WORK INSTRUCTIONS: Count lines holding the word "listen". Only the number is wanted.

SUPPLIED DATA:
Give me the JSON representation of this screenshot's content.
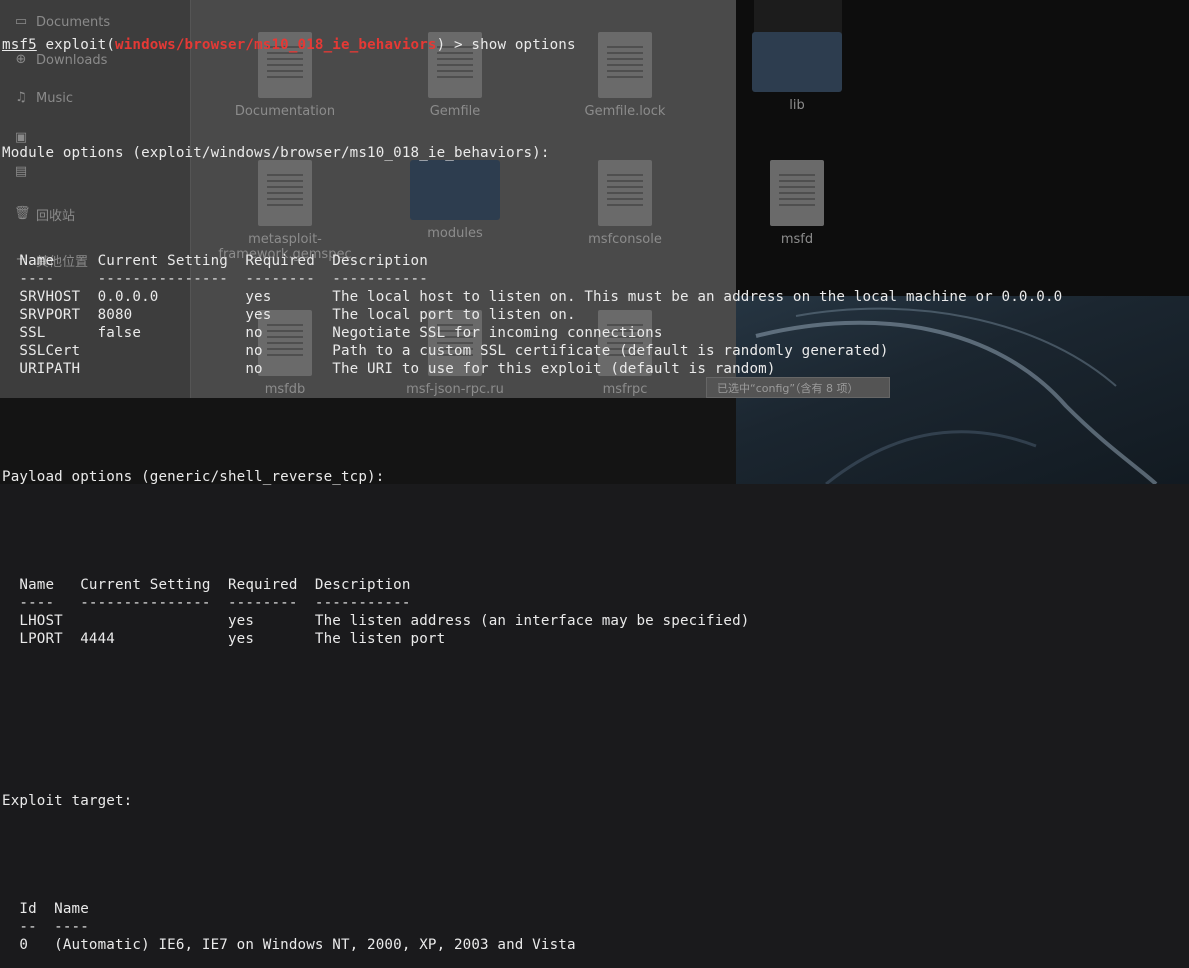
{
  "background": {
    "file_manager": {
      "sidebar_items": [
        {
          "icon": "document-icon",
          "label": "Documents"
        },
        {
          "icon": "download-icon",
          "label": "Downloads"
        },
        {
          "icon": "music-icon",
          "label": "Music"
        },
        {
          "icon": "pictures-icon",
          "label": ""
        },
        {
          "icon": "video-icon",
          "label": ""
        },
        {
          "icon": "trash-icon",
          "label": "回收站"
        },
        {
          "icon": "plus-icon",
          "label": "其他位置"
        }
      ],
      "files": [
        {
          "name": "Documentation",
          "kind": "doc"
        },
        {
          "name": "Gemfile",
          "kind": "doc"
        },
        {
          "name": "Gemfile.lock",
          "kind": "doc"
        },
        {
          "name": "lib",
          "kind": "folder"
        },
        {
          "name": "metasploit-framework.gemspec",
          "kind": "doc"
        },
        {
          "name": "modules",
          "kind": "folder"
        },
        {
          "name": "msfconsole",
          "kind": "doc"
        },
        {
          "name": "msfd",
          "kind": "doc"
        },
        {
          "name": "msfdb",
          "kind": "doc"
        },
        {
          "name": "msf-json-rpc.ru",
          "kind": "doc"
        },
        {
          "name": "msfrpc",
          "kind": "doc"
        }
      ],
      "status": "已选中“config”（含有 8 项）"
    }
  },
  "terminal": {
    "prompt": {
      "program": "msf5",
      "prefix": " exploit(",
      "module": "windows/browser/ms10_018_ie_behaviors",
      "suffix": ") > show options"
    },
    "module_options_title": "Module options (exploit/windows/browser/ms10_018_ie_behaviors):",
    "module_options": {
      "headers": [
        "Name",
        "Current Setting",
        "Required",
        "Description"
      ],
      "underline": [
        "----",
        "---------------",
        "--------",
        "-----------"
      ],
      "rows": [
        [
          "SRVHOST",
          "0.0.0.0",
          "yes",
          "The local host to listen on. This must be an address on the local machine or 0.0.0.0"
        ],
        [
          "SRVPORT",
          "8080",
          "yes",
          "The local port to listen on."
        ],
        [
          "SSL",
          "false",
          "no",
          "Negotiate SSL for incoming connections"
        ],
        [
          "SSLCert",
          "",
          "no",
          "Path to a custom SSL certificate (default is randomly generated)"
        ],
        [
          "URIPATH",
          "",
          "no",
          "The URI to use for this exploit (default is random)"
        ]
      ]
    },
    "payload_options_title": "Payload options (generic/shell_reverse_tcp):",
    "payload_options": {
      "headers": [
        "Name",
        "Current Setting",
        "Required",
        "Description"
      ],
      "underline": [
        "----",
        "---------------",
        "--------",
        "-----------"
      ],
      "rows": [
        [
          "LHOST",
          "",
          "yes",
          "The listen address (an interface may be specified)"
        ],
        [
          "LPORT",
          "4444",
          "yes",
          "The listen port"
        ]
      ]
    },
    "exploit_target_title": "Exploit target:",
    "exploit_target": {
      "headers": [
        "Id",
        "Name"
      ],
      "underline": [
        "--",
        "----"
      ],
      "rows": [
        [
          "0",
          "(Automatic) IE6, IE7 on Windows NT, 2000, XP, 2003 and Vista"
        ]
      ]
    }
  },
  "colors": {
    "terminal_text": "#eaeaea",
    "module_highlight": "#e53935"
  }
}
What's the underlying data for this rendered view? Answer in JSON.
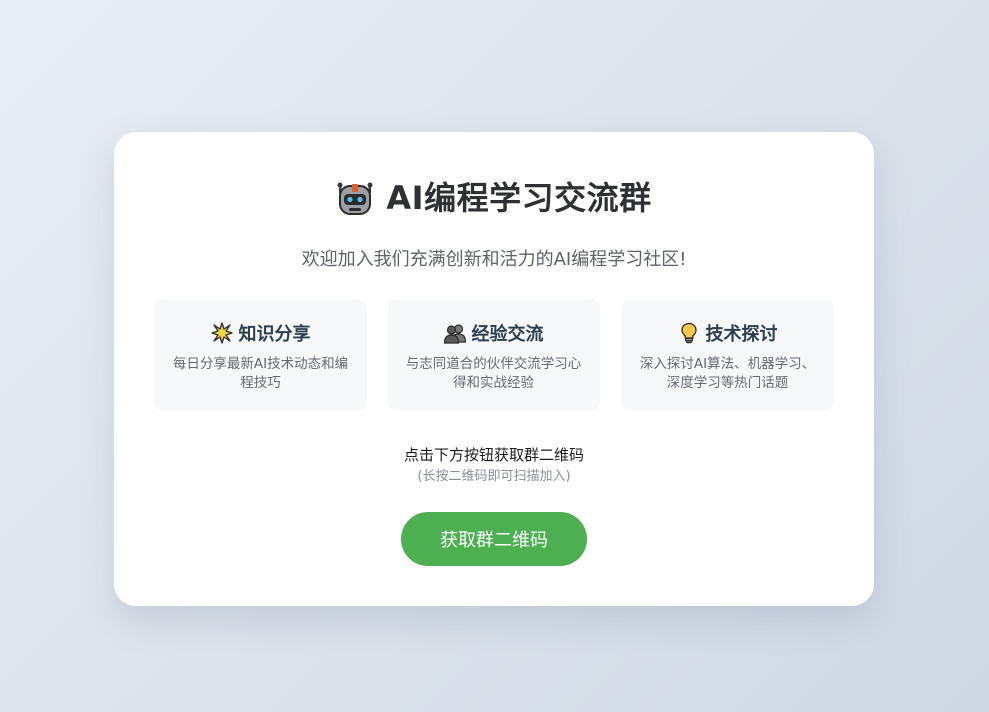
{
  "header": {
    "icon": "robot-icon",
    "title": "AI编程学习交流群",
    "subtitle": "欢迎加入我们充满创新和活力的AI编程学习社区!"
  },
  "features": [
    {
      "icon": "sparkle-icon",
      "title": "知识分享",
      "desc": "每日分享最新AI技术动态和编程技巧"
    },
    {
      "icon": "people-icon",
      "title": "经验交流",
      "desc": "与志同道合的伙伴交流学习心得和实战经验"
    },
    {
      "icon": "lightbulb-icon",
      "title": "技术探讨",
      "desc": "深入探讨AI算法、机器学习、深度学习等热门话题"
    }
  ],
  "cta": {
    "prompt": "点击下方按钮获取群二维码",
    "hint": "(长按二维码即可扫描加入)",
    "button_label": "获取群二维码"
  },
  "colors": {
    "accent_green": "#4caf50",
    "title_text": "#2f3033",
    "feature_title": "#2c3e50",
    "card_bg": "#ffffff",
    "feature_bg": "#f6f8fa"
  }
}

SOLUTION TO THIS TASK: 4